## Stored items
## start

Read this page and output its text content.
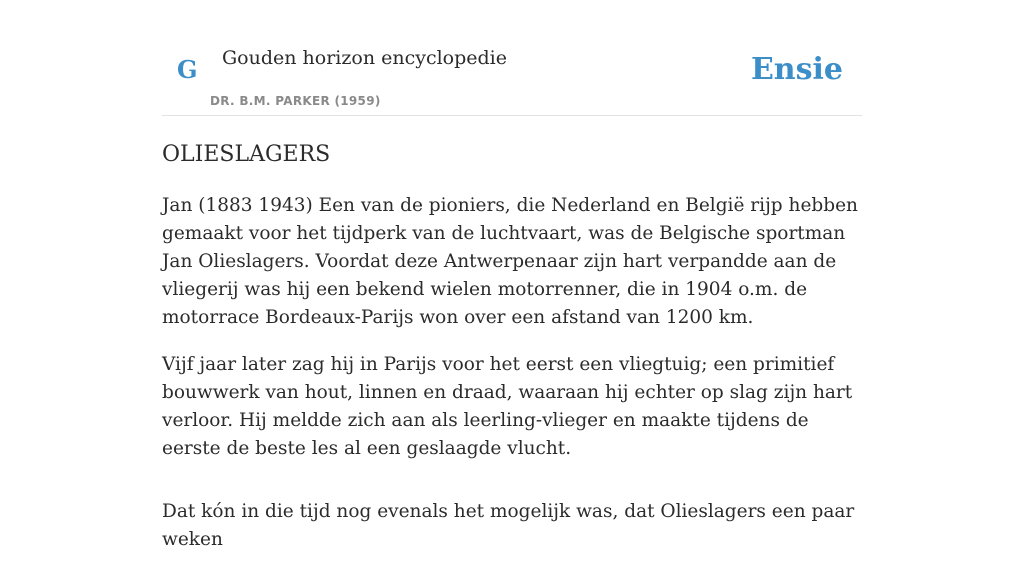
G Gouden horizon encyclopedie
DR. B.M. PARKER (1959)
Ensie
OLIESLAGERS

Jan (1883 1943) Een van de pioniers, die Nederland en België rijp hebben gemaakt voor het tijdperk van de luchtvaart, was de Belgische sportman Jan Olieslagers. Voordat deze Antwerpenaar zijn hart verpandde aan de vliegerij was hij een bekend wielen motorrenner, die in 1904 o.m. de motorrace Bordeaux-Parijs won over een afstand van 1200 km.

Vijf jaar later zag hij in Parijs voor het eerst een vliegtuig; een primitief bouwwerk van hout, linnen en draad, waaraan hij echter op slag zijn hart verloor. Hij meldde zich aan als leerling-vlieger en maakte tijdens de eerste de beste les al een geslaagde vlucht.

Dat kón in die tijd nog evenals het mogelijk was, dat Olieslagers een paar weken
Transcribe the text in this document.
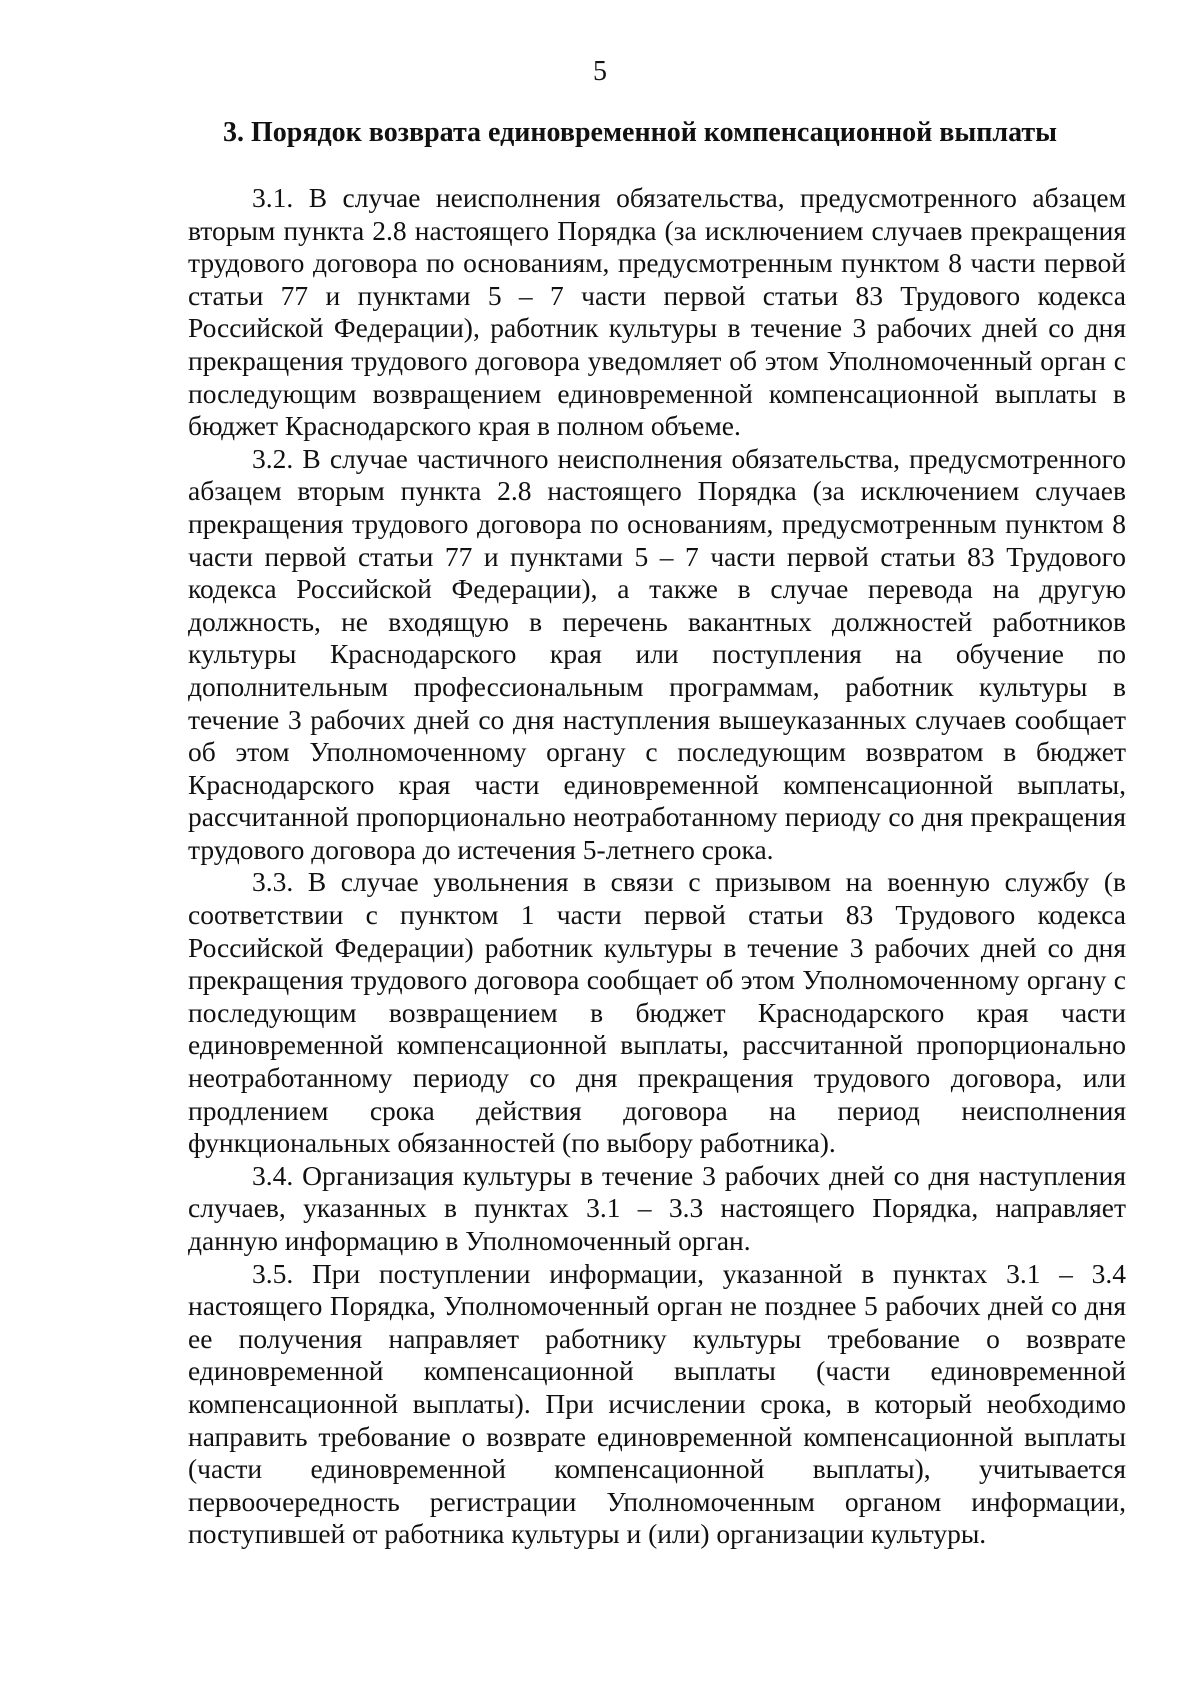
5
3. Порядок возврата единовременной компенсационной выплаты

3.1. В случае неисполнения обязательства, предусмотренного абзацем вторым пункта 2.8 настоящего Порядка (за исключением случаев прекращения трудового договора по основаниям, предусмотренным пунктом 8 части первой статьи 77 и пунктами 5 – 7 части первой статьи 83 Трудового кодекса Российской Федерации), работник культуры в течение 3 рабочих дней со дня прекращения трудового договора уведомляет об этом Уполномоченный орган с последующим возвращением единовременной компенсационной выплаты в бюджет Краснодарского края в полном объеме.

3.2. В случае частичного неисполнения обязательства, предусмотренного абзацем вторым пункта 2.8 настоящего Порядка (за исключением случаев прекращения трудового договора по основаниям, предусмотренным пунктом 8 части первой статьи 77 и пунктами 5 – 7 части первой статьи 83 Трудового кодекса Российской Федерации), а также в случае перевода на другую должность, не входящую в перечень вакантных должностей работников культуры Краснодарского края или поступления на обучение по дополнительным профессиональным программам, работник культуры в течение 3 рабочих дней со дня наступления вышеуказанных случаев сообщает об этом Уполномоченному органу с последующим возвратом в бюджет Краснодарского края части единовременной компенсационной выплаты, рассчитанной пропорционально неотработанному периоду со дня прекращения трудового договора до истечения 5-летнего срока.

3.3. В случае увольнения в связи с призывом на военную службу (в соответствии с пунктом 1 части первой статьи 83 Трудового кодекса Российской Федерации) работник культуры в течение 3 рабочих дней со дня прекращения трудового договора сообщает об этом Уполномоченному органу с последующим возвращением в бюджет Краснодарского края части единовременной компенсационной выплаты, рассчитанной пропорционально неотработанному периоду со дня прекращения трудового договора, или продлением срока действия договора на период неисполнения функциональных обязанностей (по выбору работника).

3.4. Организация культуры в течение 3 рабочих дней со дня наступления случаев, указанных в пунктах 3.1 – 3.3 настоящего Порядка, направляет данную информацию в Уполномоченный орган.

3.5. При поступлении информации, указанной в пунктах 3.1 – 3.4 настоящего Порядка, Уполномоченный орган не позднее 5 рабочих дней со дня ее получения направляет работнику культуры требование о возврате единовременной компенсационной выплаты (части единовременной компенсационной выплаты). При исчислении срока, в который необходимо направить требование о возврате единовременной компенсационной выплаты (части единовременной компенсационной выплаты), учитывается первоочередность регистрации Уполномоченным органом информации, поступившей от работника культуры и (или) организации культуры.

## end

Every entry above should be duplicated exactly. Do not include the images.

## ANSWER FOR THIS EXERCISE
Read this page and output its text content.
G Gouden horizon encyclopedie
DR. B.M. PARKER (1959)
Ensie
OLIESLAGERS

Jan (1883 1943) Een van de pioniers, die Nederland en België rijp hebben gemaakt voor het tijdperk van de luchtvaart, was de Belgische sportman Jan Olieslagers. Voordat deze Antwerpenaar zijn hart verpandde aan de vliegerij was hij een bekend wielen motorrenner, die in 1904 o.m. de motorrace Bordeaux-Parijs won over een afstand van 1200 km.

Vijf jaar later zag hij in Parijs voor het eerst een vliegtuig; een primitief bouwwerk van hout, linnen en draad, waaraan hij echter op slag zijn hart verloor. Hij meldde zich aan als leerling-vlieger en maakte tijdens de eerste de beste les al een geslaagde vlucht.

Dat kón in die tijd nog evenals het mogelijk was, dat Olieslagers een paar weken
Transcribe the text in this document.
5
3. Порядок возврата единовременной компенсационной выплаты

3.1. В случае неисполнения обязательства, предусмотренного абзацем вторым пункта 2.8 настоящего Порядка (за исключением случаев прекращения трудового договора по основаниям, предусмотренным пунктом 8 части первой статьи 77 и пунктами 5 – 7 части первой статьи 83 Трудового кодекса Российской Федерации), работник культуры в течение 3 рабочих дней со дня прекращения трудового договора уведомляет об этом Уполномоченный орган с последующим возвращением единовременной компенсационной выплаты в бюджет Краснодарского края в полном объеме.

3.2. В случае частичного неисполнения обязательства, предусмотренного абзацем вторым пункта 2.8 настоящего Порядка (за исключением случаев прекращения трудового договора по основаниям, предусмотренным пунктом 8 части первой статьи 77 и пунктами 5 – 7 части первой статьи 83 Трудового кодекса Российской Федерации), а также в случае перевода на другую должность, не входящую в перечень вакантных должностей работников культуры Краснодарского края или поступления на обучение по дополнительным профессиональным программам, работник культуры в течение 3 рабочих дней со дня наступления вышеуказанных случаев сообщает об этом Уполномоченному органу с последующим возвратом в бюджет Краснодарского края части единовременной компенсационной выплаты, рассчитанной пропорционально неотработанному периоду со дня прекращения трудового договора до истечения 5-летнего срока.

3.3. В случае увольнения в связи с призывом на военную службу (в соответствии с пунктом 1 части первой статьи 83 Трудового кодекса Российской Федерации) работник культуры в течение 3 рабочих дней со дня прекращения трудового договора сообщает об этом Уполномоченному органу с последующим возвращением в бюджет Краснодарского края части единовременной компенсационной выплаты, рассчитанной пропорционально неотработанному периоду со дня прекращения трудового договора, или продлением срока действия договора на период неисполнения функциональных обязанностей (по выбору работника).

3.4. Организация культуры в течение 3 рабочих дней со дня наступления случаев, указанных в пунктах 3.1 – 3.3 настоящего Порядка, направляет данную информацию в Уполномоченный орган.

3.5. При поступлении информации, указанной в пунктах 3.1 – 3.4 настоящего Порядка, Уполномоченный орган не позднее 5 рабочих дней со дня ее получения направляет работнику культуры требование о возврате единовременной компенсационной выплаты (части единовременной компенсационной выплаты). При исчислении срока, в который необходимо направить требование о возврате единовременной компенсационной выплаты (части единовременной компенсационной выплаты), учитывается первоочередность регистрации Уполномоченным органом информации, поступившей от работника культуры и (или) организации культуры.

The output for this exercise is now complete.